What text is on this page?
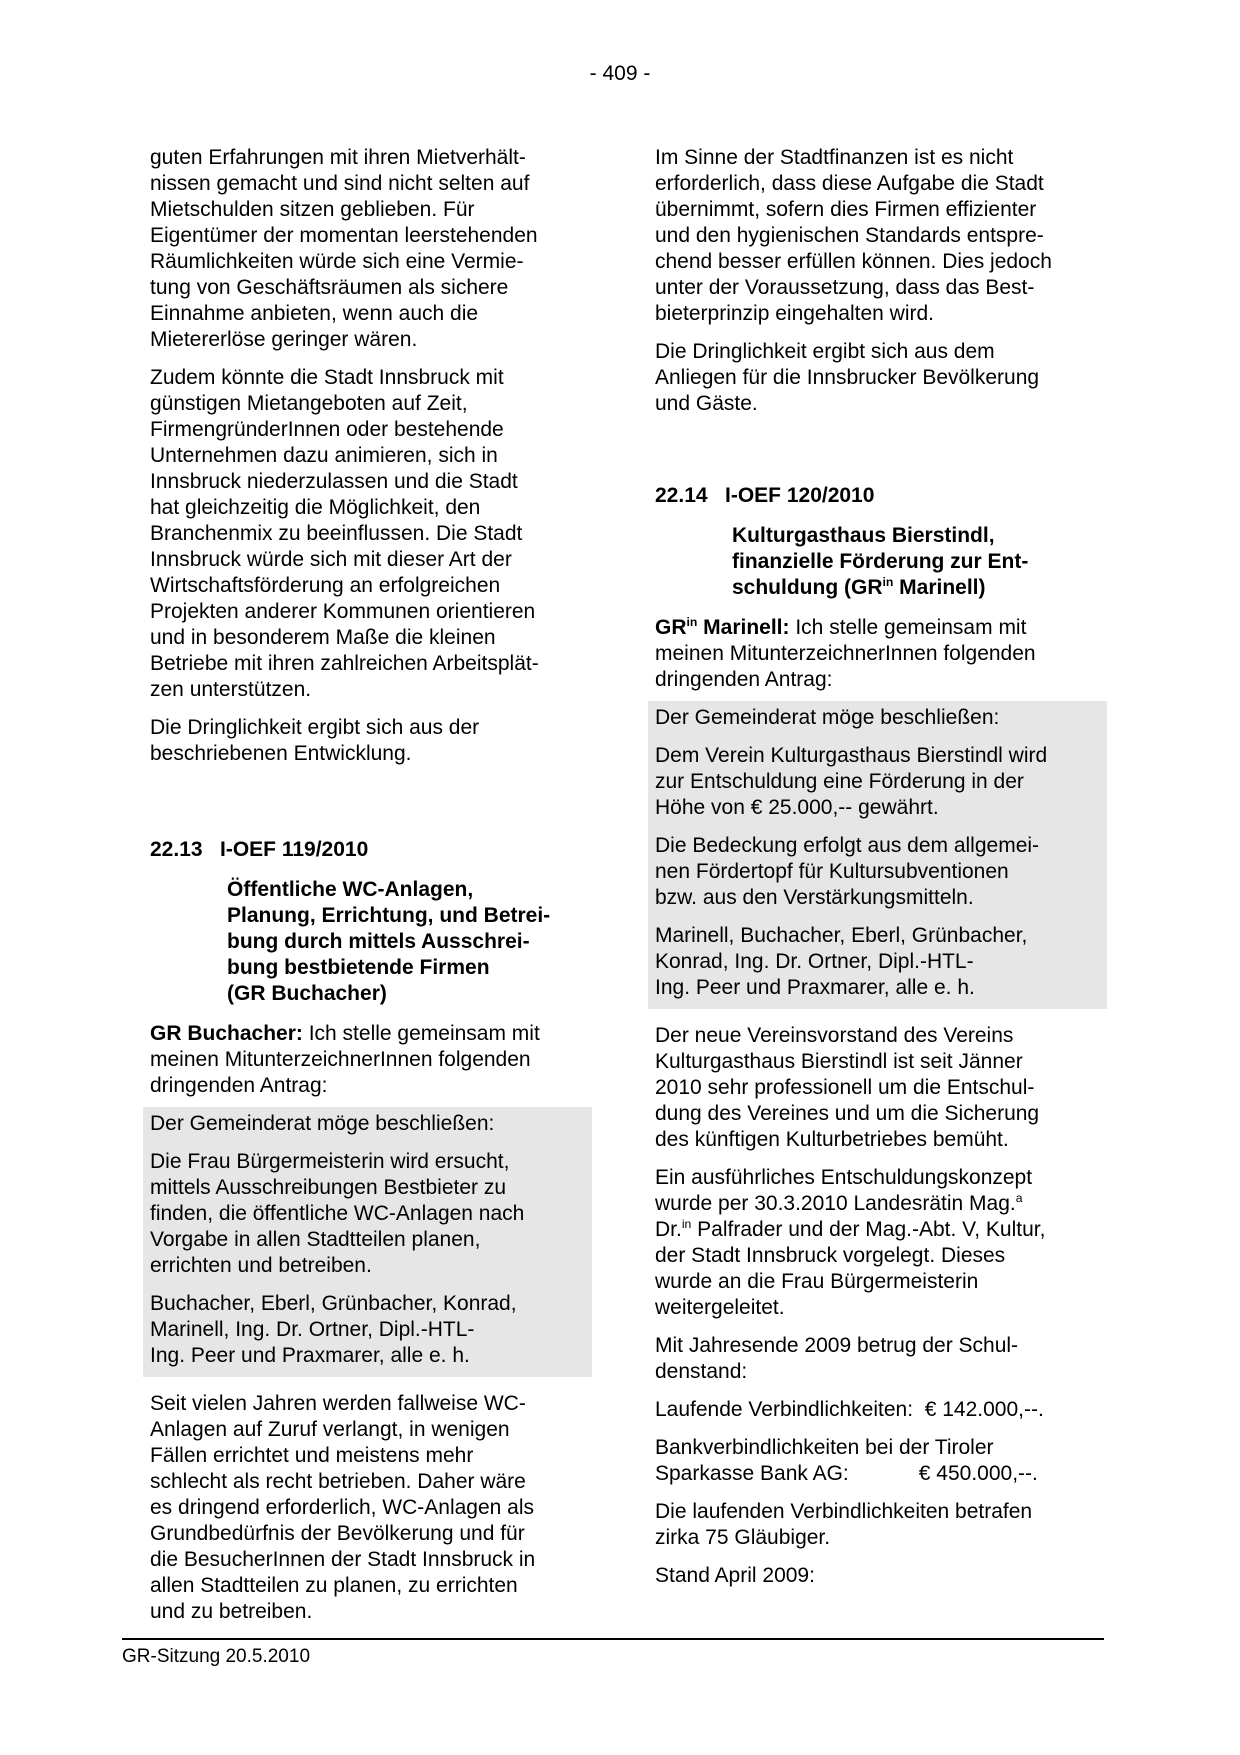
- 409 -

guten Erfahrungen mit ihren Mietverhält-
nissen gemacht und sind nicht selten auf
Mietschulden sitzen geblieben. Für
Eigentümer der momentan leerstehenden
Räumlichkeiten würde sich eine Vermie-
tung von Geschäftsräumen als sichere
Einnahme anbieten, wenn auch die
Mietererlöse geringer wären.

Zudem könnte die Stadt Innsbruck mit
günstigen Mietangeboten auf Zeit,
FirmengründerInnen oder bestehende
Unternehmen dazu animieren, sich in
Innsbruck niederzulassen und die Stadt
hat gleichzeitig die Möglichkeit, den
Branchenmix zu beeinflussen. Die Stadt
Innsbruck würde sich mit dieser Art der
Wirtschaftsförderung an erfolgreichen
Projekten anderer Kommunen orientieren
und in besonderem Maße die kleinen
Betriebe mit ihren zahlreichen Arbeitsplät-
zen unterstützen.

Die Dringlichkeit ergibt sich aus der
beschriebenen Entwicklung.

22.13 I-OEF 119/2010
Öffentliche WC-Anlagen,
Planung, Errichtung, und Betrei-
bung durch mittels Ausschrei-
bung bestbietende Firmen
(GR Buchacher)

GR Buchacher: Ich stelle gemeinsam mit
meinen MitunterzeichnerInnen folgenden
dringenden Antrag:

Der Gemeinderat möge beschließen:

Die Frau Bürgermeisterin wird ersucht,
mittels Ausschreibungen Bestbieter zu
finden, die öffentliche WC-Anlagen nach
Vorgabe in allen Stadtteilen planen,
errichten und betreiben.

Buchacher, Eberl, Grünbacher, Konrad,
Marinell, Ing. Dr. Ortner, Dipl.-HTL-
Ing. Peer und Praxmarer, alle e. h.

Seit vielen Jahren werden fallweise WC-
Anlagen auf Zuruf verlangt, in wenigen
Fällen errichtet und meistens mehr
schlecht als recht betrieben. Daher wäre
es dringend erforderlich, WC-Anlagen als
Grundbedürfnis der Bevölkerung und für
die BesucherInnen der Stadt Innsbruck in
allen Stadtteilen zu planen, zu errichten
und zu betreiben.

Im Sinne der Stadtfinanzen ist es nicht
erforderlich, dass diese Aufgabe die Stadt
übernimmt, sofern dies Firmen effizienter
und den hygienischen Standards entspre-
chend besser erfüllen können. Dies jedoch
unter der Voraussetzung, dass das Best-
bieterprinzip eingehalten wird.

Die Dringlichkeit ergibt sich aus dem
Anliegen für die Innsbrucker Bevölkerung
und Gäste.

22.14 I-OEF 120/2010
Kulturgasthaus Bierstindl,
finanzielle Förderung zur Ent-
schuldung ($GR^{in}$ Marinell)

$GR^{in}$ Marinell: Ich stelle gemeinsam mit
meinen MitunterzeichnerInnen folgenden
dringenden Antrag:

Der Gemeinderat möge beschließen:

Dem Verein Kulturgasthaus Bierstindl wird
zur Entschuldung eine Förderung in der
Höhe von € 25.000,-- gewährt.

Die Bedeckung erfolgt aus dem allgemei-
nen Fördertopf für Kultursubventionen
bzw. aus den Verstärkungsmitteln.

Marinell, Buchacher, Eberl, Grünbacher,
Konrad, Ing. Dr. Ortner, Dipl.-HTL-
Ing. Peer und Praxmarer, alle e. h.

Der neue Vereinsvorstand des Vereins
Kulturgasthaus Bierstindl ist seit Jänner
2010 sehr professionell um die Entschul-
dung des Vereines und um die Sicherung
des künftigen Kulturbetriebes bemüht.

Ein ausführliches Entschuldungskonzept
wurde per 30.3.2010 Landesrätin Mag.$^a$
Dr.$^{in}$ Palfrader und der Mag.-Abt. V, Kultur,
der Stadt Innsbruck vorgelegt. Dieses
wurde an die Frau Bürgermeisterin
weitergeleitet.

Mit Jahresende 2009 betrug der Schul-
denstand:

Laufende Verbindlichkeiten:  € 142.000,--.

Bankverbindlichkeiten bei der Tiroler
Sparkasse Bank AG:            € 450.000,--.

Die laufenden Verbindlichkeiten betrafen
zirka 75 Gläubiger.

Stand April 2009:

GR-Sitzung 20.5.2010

---------------

Aim
Transcribe the whole listing exactly. Pictures are excluded.

Solution for this task
What text is on this page?
- 409 -

guten Erfahrungen mit ihren Mietverhält-
nissen gemacht und sind nicht selten auf
Mietschulden sitzen geblieben. Für
Eigentümer der momentan leerstehenden
Räumlichkeiten würde sich eine Vermie-
tung von Geschäftsräumen als sichere
Einnahme anbieten, wenn auch die
Mietererlöse geringer wären.

Zudem könnte die Stadt Innsbruck mit
günstigen Mietangeboten auf Zeit,
FirmengründerInnen oder bestehende
Unternehmen dazu animieren, sich in
Innsbruck niederzulassen und die Stadt
hat gleichzeitig die Möglichkeit, den
Branchenmix zu beeinflussen. Die Stadt
Innsbruck würde sich mit dieser Art der
Wirtschaftsförderung an erfolgreichen
Projekten anderer Kommunen orientieren
und in besonderem Maße die kleinen
Betriebe mit ihren zahlreichen Arbeitsplät-
zen unterstützen.

Die Dringlichkeit ergibt sich aus der
beschriebenen Entwicklung.

22.13 I-OEF 119/2010
Öffentliche WC-Anlagen,
Planung, Errichtung, und Betrei-
bung durch mittels Ausschrei-
bung bestbietende Firmen
(GR Buchacher)

GR Buchacher: Ich stelle gemeinsam mit
meinen MitunterzeichnerInnen folgenden
dringenden Antrag:

Der Gemeinderat möge beschließen:

Die Frau Bürgermeisterin wird ersucht,
mittels Ausschreibungen Bestbieter zu
finden, die öffentliche WC-Anlagen nach
Vorgabe in allen Stadtteilen planen,
errichten und betreiben.

Buchacher, Eberl, Grünbacher, Konrad,
Marinell, Ing. Dr. Ortner, Dipl.-HTL-
Ing. Peer und Praxmarer, alle e. h.

Seit vielen Jahren werden fallweise WC-
Anlagen auf Zuruf verlangt, in wenigen
Fällen errichtet und meistens mehr
schlecht als recht betrieben. Daher wäre
es dringend erforderlich, WC-Anlagen als
Grundbedürfnis der Bevölkerung und für
die BesucherInnen der Stadt Innsbruck in
allen Stadtteilen zu planen, zu errichten
und zu betreiben.

Im Sinne der Stadtfinanzen ist es nicht
erforderlich, dass diese Aufgabe die Stadt
übernimmt, sofern dies Firmen effizienter
und den hygienischen Standards entspre-
chend besser erfüllen können. Dies jedoch
unter der Voraussetzung, dass das Best-
bieterprinzip eingehalten wird.

Die Dringlichkeit ergibt sich aus dem
Anliegen für die Innsbrucker Bevölkerung
und Gäste.

22.14 I-OEF 120/2010
Kulturgasthaus Bierstindl,
finanzielle Förderung zur Ent-
schuldung ($GR^{in}$ Marinell)

$GR^{in}$ Marinell: Ich stelle gemeinsam mit
meinen MitunterzeichnerInnen folgenden
dringenden Antrag:

Der Gemeinderat möge beschließen:

Dem Verein Kulturgasthaus Bierstindl wird
zur Entschuldung eine Förderung in der
Höhe von € 25.000,-- gewährt.

Die Bedeckung erfolgt aus dem allgemei-
nen Fördertopf für Kultursubventionen
bzw. aus den Verstärkungsmitteln.

Marinell, Buchacher, Eberl, Grünbacher,
Konrad, Ing. Dr. Ortner, Dipl.-HTL-
Ing. Peer und Praxmarer, alle e. h.

Der neue Vereinsvorstand des Vereins
Kulturgasthaus Bierstindl ist seit Jänner
2010 sehr professionell um die Entschul-
dung des Vereines und um die Sicherung
des künftigen Kulturbetriebes bemüht.

Ein ausführliches Entschuldungskonzept
wurde per 30.3.2010 Landesrätin Mag.$^a$
Dr.$^{in}$ Palfrader und der Mag.-Abt. V, Kultur,
der Stadt Innsbruck vorgelegt. Dieses
wurde an die Frau Bürgermeisterin
weitergeleitet.

Mit Jahresende 2009 betrug der Schul-
denstand:

Laufende Verbindlichkeiten:  € 142.000,--.

Bankverbindlichkeiten bei der Tiroler
Sparkasse Bank AG:            € 450.000,--.

Die laufenden Verbindlichkeiten betrafen
zirka 75 Gläubiger.

Stand April 2009:

GR-Sitzung 20.5.2010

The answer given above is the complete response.